EXERCISE: Narrow the data below down to the lines containing "structure".

Start EXTRACTED INFORMATION

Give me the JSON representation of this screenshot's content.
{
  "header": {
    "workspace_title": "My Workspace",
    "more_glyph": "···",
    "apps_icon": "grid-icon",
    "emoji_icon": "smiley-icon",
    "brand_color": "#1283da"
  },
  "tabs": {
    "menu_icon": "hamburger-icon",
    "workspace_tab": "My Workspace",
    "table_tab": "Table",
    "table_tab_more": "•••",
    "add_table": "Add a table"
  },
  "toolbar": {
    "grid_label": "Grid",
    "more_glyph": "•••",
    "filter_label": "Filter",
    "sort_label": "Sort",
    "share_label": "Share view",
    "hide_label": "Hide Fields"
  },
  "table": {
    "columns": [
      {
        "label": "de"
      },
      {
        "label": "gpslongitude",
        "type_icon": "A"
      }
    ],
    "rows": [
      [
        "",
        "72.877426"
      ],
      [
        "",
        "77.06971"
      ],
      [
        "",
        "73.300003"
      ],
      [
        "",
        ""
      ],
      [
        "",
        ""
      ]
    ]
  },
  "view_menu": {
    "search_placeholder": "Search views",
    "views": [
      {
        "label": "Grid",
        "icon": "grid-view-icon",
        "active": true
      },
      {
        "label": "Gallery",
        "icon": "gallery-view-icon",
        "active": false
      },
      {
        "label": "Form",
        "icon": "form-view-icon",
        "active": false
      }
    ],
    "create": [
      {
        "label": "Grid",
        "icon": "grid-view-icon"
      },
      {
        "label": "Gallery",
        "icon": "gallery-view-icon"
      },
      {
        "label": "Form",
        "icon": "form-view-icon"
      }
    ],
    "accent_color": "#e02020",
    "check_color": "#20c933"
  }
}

End EXTRACTED INFORMATION
Start EXTRACTED INFORMATION

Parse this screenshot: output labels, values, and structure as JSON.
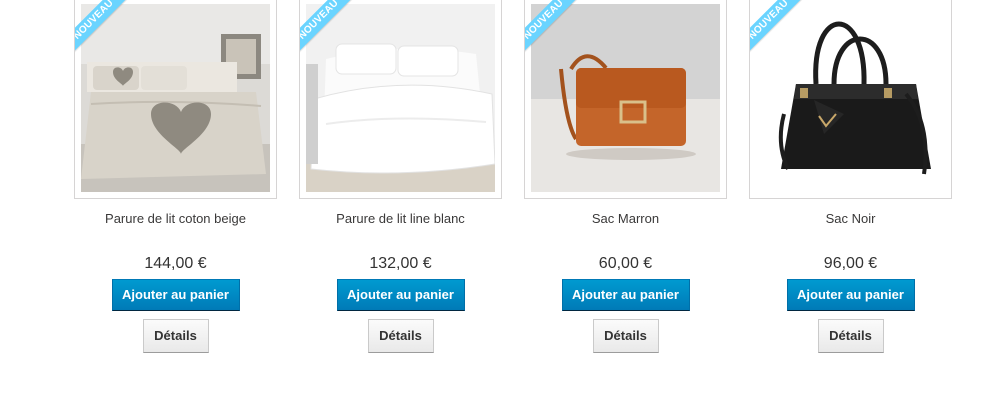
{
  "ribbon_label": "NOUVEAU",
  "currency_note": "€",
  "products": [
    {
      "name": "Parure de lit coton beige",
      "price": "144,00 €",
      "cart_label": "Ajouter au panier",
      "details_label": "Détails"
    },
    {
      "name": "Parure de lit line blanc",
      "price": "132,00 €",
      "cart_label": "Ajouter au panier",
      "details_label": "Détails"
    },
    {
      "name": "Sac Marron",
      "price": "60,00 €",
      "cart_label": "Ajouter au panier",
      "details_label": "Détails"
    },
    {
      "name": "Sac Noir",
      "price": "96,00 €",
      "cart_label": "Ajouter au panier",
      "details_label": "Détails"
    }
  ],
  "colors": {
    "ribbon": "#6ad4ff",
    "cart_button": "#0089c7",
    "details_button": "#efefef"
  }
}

End EXTRACTED INFORMATION
Start EXTRACTED INFORMATION

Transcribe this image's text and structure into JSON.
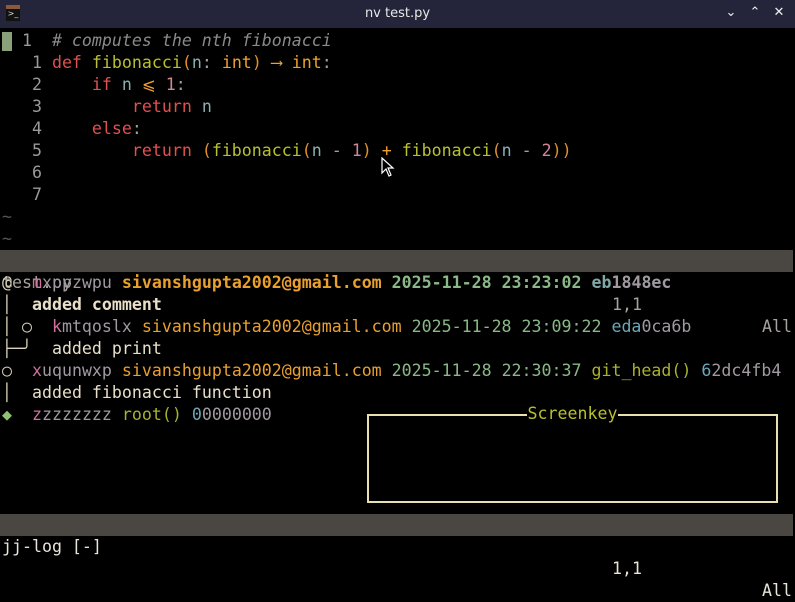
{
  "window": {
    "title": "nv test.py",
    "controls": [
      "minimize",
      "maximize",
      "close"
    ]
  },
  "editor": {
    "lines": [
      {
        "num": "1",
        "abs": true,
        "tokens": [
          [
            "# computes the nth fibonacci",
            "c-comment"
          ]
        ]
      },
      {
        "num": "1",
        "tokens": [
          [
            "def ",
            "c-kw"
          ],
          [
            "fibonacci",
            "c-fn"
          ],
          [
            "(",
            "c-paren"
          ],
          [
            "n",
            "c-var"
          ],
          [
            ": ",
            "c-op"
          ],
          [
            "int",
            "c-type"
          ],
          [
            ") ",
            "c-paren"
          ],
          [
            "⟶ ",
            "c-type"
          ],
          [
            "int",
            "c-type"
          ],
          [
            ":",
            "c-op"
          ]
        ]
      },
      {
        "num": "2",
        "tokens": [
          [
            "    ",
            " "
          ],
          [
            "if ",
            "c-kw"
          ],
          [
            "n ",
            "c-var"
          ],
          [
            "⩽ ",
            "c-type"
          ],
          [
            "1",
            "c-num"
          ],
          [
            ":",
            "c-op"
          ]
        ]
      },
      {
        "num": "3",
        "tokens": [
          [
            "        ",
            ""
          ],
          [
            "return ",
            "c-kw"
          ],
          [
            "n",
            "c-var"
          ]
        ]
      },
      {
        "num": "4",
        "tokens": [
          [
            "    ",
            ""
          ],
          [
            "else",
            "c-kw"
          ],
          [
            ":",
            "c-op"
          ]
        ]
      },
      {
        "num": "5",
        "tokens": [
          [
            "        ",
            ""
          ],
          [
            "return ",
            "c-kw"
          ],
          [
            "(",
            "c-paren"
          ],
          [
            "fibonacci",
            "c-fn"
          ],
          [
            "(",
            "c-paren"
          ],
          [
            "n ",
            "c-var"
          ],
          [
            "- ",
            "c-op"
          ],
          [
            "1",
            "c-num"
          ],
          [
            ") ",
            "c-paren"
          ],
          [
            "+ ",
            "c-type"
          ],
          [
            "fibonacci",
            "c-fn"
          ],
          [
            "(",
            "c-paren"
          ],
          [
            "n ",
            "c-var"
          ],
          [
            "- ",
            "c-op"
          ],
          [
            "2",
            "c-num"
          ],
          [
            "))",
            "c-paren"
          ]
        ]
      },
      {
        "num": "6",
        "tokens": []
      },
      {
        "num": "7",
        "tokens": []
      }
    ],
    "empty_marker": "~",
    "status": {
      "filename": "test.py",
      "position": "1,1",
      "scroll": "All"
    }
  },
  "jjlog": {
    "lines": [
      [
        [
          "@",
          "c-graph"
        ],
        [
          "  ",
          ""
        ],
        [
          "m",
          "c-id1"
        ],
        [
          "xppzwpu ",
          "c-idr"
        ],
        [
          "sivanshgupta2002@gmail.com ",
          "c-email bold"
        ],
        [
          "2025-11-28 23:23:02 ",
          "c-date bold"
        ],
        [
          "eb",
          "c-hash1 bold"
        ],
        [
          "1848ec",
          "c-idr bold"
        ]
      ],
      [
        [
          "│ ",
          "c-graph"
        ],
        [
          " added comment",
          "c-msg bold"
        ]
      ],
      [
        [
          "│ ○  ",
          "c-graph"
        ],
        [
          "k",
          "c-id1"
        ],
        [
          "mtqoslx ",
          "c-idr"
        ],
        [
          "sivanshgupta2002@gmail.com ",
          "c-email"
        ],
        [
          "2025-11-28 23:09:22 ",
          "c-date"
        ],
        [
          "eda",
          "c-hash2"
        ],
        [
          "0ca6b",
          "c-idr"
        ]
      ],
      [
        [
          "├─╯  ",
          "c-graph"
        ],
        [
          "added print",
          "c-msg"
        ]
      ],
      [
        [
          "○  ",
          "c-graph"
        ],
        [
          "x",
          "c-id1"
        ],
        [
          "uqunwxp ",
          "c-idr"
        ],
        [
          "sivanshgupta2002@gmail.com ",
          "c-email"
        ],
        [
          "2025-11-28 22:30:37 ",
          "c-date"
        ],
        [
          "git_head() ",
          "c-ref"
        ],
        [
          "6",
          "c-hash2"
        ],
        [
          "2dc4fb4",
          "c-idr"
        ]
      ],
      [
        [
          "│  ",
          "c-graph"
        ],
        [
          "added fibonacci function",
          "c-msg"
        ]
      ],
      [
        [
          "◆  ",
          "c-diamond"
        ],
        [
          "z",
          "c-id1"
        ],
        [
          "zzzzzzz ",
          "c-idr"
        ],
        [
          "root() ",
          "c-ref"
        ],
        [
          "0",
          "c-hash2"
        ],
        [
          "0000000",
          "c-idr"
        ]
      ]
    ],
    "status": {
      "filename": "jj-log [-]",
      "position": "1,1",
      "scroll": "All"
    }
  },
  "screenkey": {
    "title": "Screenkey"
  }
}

End EXTRACTED INFORMATION

TASK RESPONSE:
Parse this screenshot: output labels, values, and structure as JSON.
Transcribe this image's text and structure into JSON.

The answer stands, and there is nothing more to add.